Saved entries
=====
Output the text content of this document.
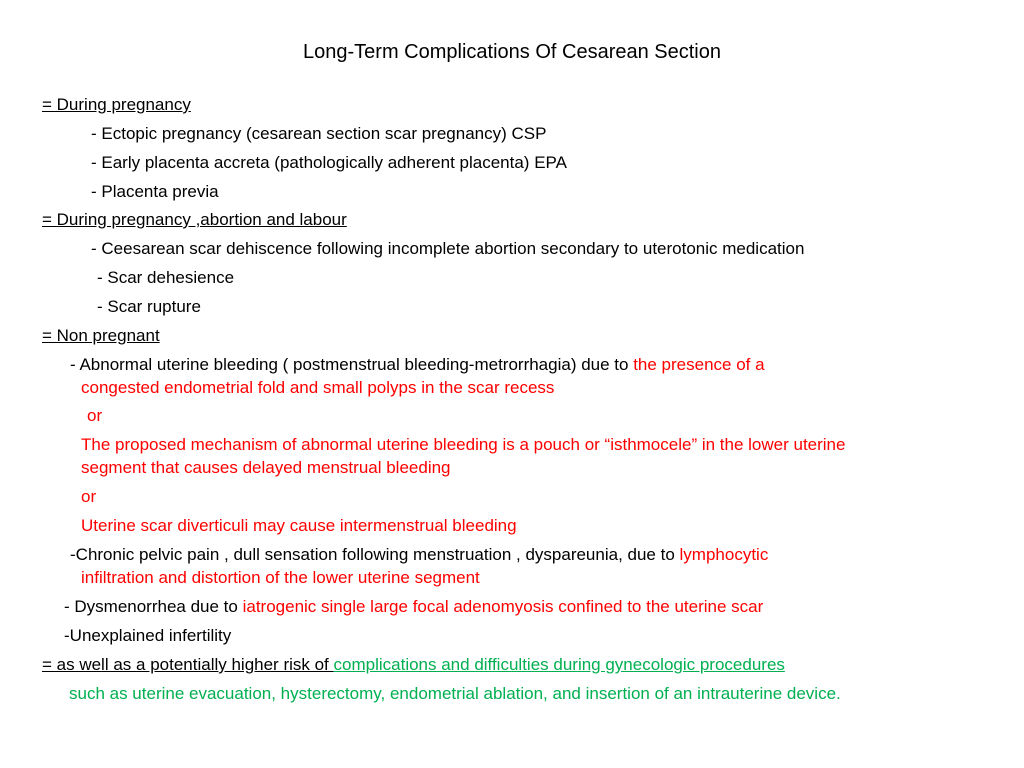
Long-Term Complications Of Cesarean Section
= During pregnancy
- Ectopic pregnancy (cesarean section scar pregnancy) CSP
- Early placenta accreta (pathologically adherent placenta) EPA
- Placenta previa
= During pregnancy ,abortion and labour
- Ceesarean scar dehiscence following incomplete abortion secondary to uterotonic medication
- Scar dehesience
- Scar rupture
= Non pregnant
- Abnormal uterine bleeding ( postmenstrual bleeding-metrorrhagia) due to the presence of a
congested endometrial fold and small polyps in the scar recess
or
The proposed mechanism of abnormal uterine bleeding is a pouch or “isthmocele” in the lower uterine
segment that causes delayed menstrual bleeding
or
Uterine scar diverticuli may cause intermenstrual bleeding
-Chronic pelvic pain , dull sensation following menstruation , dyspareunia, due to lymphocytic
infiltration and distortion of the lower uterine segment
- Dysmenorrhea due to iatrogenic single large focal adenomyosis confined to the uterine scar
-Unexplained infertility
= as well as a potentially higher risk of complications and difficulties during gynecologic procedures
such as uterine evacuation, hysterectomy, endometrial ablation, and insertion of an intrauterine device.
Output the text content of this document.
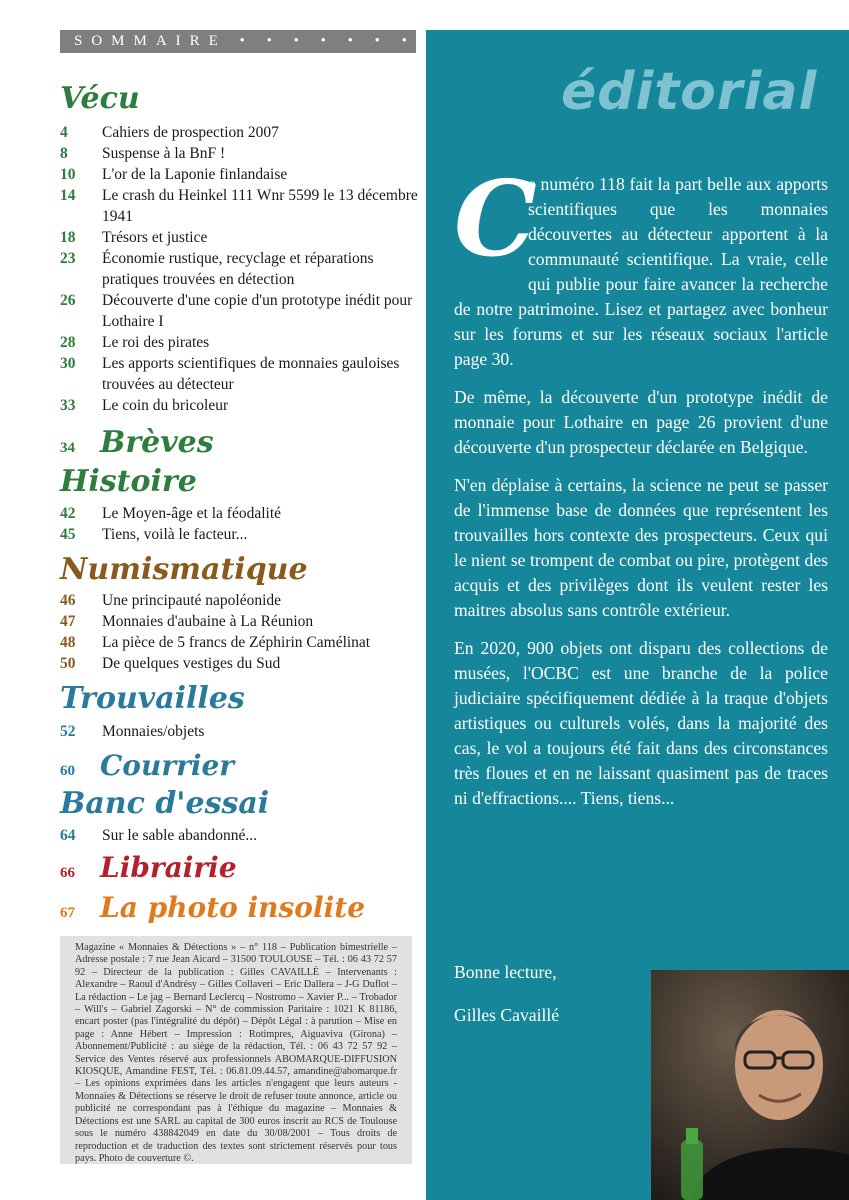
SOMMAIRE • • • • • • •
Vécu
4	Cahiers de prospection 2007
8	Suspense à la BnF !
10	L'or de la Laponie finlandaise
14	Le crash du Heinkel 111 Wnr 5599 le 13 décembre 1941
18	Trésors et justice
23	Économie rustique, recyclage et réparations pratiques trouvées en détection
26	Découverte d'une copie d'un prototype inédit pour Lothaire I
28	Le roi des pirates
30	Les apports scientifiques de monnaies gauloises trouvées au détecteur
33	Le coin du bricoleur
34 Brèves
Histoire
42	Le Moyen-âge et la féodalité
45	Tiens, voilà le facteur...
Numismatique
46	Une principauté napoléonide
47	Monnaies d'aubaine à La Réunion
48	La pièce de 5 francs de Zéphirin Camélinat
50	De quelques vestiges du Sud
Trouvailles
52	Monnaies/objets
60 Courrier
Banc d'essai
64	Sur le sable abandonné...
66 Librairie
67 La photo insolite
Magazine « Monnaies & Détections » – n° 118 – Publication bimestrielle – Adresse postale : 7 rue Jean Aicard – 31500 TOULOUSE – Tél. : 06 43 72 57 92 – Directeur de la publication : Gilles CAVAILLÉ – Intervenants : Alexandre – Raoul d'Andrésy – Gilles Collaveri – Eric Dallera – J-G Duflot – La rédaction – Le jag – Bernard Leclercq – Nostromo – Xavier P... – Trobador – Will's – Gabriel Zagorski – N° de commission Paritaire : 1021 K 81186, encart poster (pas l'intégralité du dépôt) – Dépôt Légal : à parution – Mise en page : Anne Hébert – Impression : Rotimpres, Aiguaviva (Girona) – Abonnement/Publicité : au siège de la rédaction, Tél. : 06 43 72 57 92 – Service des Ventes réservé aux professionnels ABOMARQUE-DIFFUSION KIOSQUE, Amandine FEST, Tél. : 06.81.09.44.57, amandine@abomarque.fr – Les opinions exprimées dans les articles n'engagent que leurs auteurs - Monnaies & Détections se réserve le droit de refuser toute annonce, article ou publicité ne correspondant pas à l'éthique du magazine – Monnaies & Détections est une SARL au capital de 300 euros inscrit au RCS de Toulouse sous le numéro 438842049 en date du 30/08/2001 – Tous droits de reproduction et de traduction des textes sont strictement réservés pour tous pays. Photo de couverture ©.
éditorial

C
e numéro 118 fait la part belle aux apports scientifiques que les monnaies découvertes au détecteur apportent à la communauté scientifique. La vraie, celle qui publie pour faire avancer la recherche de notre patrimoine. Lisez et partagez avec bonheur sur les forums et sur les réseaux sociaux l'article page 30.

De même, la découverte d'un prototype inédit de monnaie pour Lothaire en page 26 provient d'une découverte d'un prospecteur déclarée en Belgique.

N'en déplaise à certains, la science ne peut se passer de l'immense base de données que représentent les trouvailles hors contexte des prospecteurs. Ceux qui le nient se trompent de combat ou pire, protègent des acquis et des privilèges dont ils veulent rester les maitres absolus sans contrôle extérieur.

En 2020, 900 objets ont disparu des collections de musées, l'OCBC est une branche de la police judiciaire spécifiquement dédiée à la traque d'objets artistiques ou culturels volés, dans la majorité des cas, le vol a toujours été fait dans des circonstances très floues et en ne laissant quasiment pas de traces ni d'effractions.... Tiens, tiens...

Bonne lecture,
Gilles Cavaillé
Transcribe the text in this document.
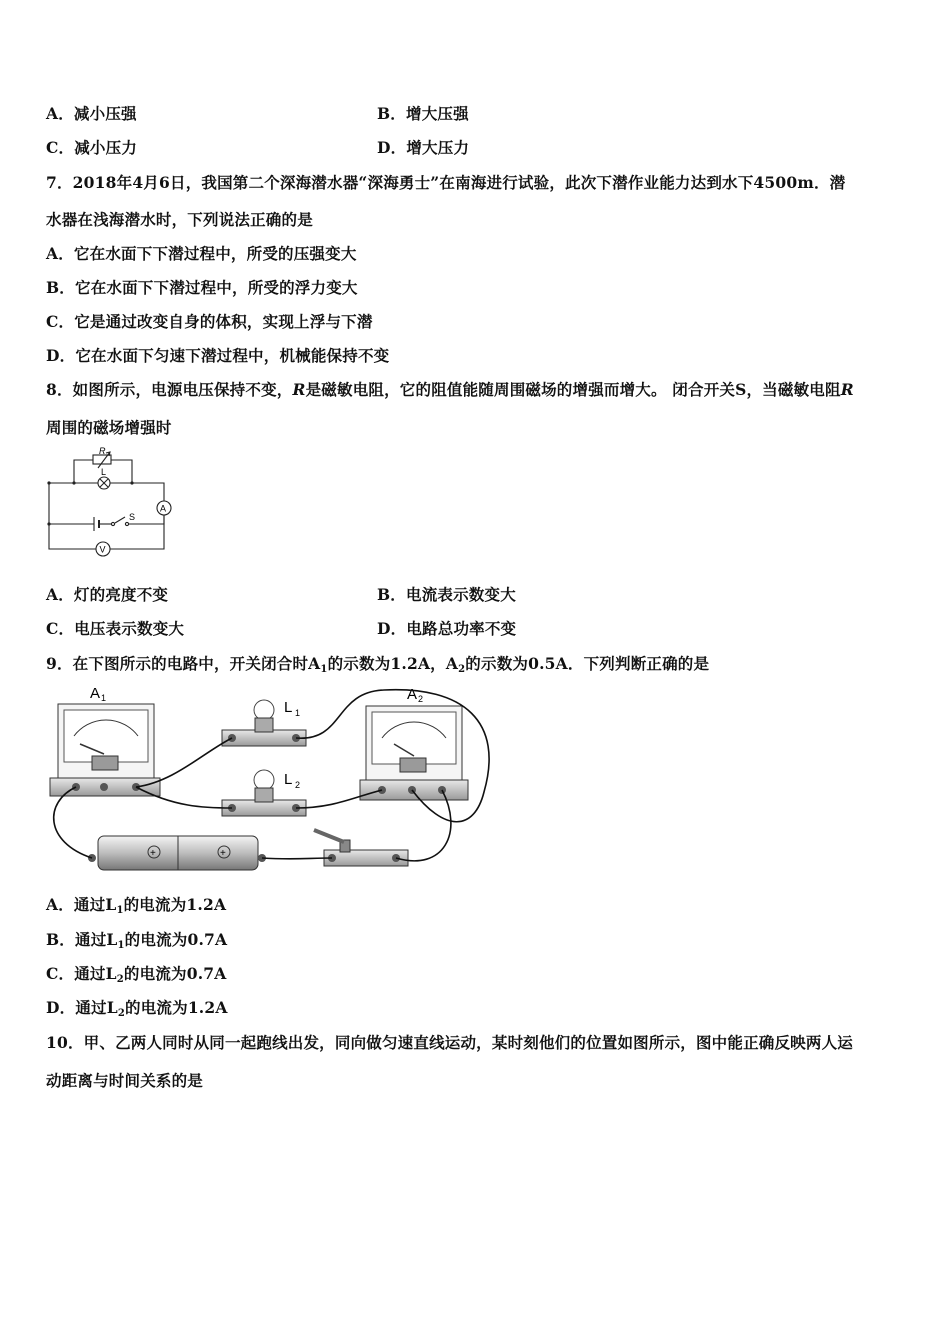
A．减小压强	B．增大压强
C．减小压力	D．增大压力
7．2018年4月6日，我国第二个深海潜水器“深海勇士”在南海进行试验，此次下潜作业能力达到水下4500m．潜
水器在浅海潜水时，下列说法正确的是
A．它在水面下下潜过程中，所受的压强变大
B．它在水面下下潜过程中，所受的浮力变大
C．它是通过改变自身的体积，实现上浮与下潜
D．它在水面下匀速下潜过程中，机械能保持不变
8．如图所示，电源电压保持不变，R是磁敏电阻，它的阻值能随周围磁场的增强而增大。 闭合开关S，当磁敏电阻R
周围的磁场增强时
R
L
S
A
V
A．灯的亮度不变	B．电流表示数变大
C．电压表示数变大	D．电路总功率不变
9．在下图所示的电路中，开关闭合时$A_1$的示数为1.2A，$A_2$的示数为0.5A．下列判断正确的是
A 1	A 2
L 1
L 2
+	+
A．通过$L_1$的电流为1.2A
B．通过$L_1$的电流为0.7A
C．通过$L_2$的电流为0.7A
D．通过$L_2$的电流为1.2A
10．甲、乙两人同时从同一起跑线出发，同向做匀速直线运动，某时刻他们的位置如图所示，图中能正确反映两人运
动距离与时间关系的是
=====
- [Objective]:
Without the pictures, output the full listing exactly as it stands.

- [Correct result]:
Output the text content of this document.
Long-Term Complications Of Cesarean Section
= During pregnancy
- Ectopic pregnancy (cesarean section scar pregnancy) CSP
- Early placenta accreta (pathologically adherent placenta) EPA
- Placenta previa
= During pregnancy ,abortion and labour
- Ceesarean scar dehiscence following incomplete abortion secondary to uterotonic medication
- Scar dehesience
- Scar rupture
= Non pregnant
- Abnormal uterine bleeding ( postmenstrual bleeding-metrorrhagia) due to the presence of a
congested endometrial fold and small polyps in the scar recess
or
The proposed mechanism of abnormal uterine bleeding is a pouch or “isthmocele” in the lower uterine
segment that causes delayed menstrual bleeding
or
Uterine scar diverticuli may cause intermenstrual bleeding
-Chronic pelvic pain , dull sensation following menstruation , dyspareunia, due to lymphocytic
infiltration and distortion of the lower uterine segment
- Dysmenorrhea due to iatrogenic single large focal adenomyosis confined to the uterine scar
-Unexplained infertility
= as well as a potentially higher risk of complications and difficulties during gynecologic procedures
such as uterine evacuation, hysterectomy, endometrial ablation, and insertion of an intrauterine device.
Output the text content of this document.
SOMMAIRE • • • • • • •
Vécu
4	Cahiers de prospection 2007
8	Suspense à la BnF !
10	L'or de la Laponie finlandaise
14	Le crash du Heinkel 111 Wnr 5599 le 13 décembre 1941
18	Trésors et justice
23	Économie rustique, recyclage et réparations pratiques trouvées en détection
26	Découverte d'une copie d'un prototype inédit pour Lothaire I
28	Le roi des pirates
30	Les apports scientifiques de monnaies gauloises trouvées au détecteur
33	Le coin du bricoleur
34 Brèves
Histoire
42	Le Moyen-âge et la féodalité
45	Tiens, voilà le facteur...
Numismatique
46	Une principauté napoléonide
47	Monnaies d'aubaine à La Réunion
48	La pièce de 5 francs de Zéphirin Camélinat
50	De quelques vestiges du Sud
Trouvailles
52	Monnaies/objets
60 Courrier
Banc d'essai
64	Sur le sable abandonné...
66 Librairie
67 La photo insolite
Magazine « Monnaies & Détections » – n° 118 – Publication bimestrielle – Adresse postale : 7 rue Jean Aicard – 31500 TOULOUSE – Tél. : 06 43 72 57 92 – Directeur de la publication : Gilles CAVAILLÉ – Intervenants : Alexandre – Raoul d'Andrésy – Gilles Collaveri – Eric Dallera – J-G Duflot – La rédaction – Le jag – Bernard Leclercq – Nostromo – Xavier P... – Trobador – Will's – Gabriel Zagorski – N° de commission Paritaire : 1021 K 81186, encart poster (pas l'intégralité du dépôt) – Dépôt Légal : à parution – Mise en page : Anne Hébert – Impression : Rotimpres, Aiguaviva (Girona) – Abonnement/Publicité : au siège de la rédaction, Tél. : 06 43 72 57 92 – Service des Ventes réservé aux professionnels ABOMARQUE-DIFFUSION KIOSQUE, Amandine FEST, Tél. : 06.81.09.44.57, amandine@abomarque.fr – Les opinions exprimées dans les articles n'engagent que leurs auteurs - Monnaies & Détections se réserve le droit de refuser toute annonce, article ou publicité ne correspondant pas à l'éthique du magazine – Monnaies & Détections est une SARL au capital de 300 euros inscrit au RCS de Toulouse sous le numéro 438842049 en date du 30/08/2001 – Tous droits de reproduction et de traduction des textes sont strictement réservés pour tous pays. Photo de couverture ©.
éditorial

C
e numéro 118 fait la part belle aux apports scientifiques que les monnaies découvertes au détecteur apportent à la communauté scientifique. La vraie, celle qui publie pour faire avancer la recherche de notre patrimoine. Lisez et partagez avec bonheur sur les forums et sur les réseaux sociaux l'article page 30.

De même, la découverte d'un prototype inédit de monnaie pour Lothaire en page 26 provient d'une découverte d'un prospecteur déclarée en Belgique.

N'en déplaise à certains, la science ne peut se passer de l'immense base de données que représentent les trouvailles hors contexte des prospecteurs. Ceux qui le nient se trompent de combat ou pire, protègent des acquis et des privilèges dont ils veulent rester les maitres absolus sans contrôle extérieur.

En 2020, 900 objets ont disparu des collections de musées, l'OCBC est une branche de la police judiciaire spécifiquement dédiée à la traque d'objets artistiques ou culturels volés, dans la majorité des cas, le vol a toujours été fait dans des circonstances très floues et en ne laissant quasiment pas de traces ni d'effractions.... Tiens, tiens...

Bonne lecture,
Gilles Cavaillé
Transcribe the text in this document.
A．减小压强	B．增大压强
C．减小压力	D．增大压力
7．2018年4月6日，我国第二个深海潜水器“深海勇士”在南海进行试验，此次下潜作业能力达到水下4500m．潜
水器在浅海潜水时，下列说法正确的是
A．它在水面下下潜过程中，所受的压强变大
B．它在水面下下潜过程中，所受的浮力变大
C．它是通过改变自身的体积，实现上浮与下潜
D．它在水面下匀速下潜过程中，机械能保持不变
8．如图所示，电源电压保持不变，R是磁敏电阻，它的阻值能随周围磁场的增强而增大。 闭合开关S，当磁敏电阻R
周围的磁场增强时
R
L
S
A
V
A．灯的亮度不变	B．电流表示数变大
C．电压表示数变大	D．电路总功率不变
9．在下图所示的电路中，开关闭合时$A_1$的示数为1.2A，$A_2$的示数为0.5A．下列判断正确的是
A 1	A 2
L 1
L 2
+	+
A．通过$L_1$的电流为1.2A
B．通过$L_1$的电流为0.7A
C．通过$L_2$的电流为0.7A
D．通过$L_2$的电流为1.2A
10．甲、乙两人同时从同一起跑线出发，同向做匀速直线运动，某时刻他们的位置如图所示，图中能正确反映两人运
动距离与时间关系的是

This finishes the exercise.